[Part of a data file]

★ ★ ★ ★ ★

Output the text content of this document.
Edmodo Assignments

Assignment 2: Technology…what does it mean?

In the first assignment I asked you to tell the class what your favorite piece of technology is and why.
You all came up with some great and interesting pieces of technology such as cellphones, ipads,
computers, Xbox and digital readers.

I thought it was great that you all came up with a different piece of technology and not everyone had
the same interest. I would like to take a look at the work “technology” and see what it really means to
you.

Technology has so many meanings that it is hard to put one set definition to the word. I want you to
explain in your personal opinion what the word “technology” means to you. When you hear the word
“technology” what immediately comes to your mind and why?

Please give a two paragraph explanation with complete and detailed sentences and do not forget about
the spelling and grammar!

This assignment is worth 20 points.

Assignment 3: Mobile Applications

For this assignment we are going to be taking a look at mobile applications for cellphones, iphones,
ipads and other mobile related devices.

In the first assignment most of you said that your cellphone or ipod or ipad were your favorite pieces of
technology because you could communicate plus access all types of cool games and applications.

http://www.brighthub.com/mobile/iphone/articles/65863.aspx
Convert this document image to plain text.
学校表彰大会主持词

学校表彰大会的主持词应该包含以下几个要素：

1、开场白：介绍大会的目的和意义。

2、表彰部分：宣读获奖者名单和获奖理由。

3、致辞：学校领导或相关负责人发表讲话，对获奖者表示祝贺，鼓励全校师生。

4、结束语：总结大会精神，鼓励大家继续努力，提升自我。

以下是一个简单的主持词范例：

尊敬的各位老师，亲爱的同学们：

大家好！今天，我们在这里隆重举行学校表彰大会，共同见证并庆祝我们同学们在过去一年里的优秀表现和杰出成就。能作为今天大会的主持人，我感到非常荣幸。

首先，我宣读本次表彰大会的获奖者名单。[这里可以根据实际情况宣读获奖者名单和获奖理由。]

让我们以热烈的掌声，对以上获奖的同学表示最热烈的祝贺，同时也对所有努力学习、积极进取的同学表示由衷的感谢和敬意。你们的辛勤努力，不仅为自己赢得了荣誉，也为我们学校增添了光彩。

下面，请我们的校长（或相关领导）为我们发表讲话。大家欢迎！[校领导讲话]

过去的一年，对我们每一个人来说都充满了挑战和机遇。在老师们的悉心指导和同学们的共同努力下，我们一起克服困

★ ★ ★ ★ ★

-- EXERCISE DETAILS --
Consider the entries above and return each line with the string "came".

-- RESPONSE TO THIS TASK --
You all came up with some great and interesting pieces of technology such as cellphones, ipads,
I thought it was great that you all came up with a different piece of technology and not everyone had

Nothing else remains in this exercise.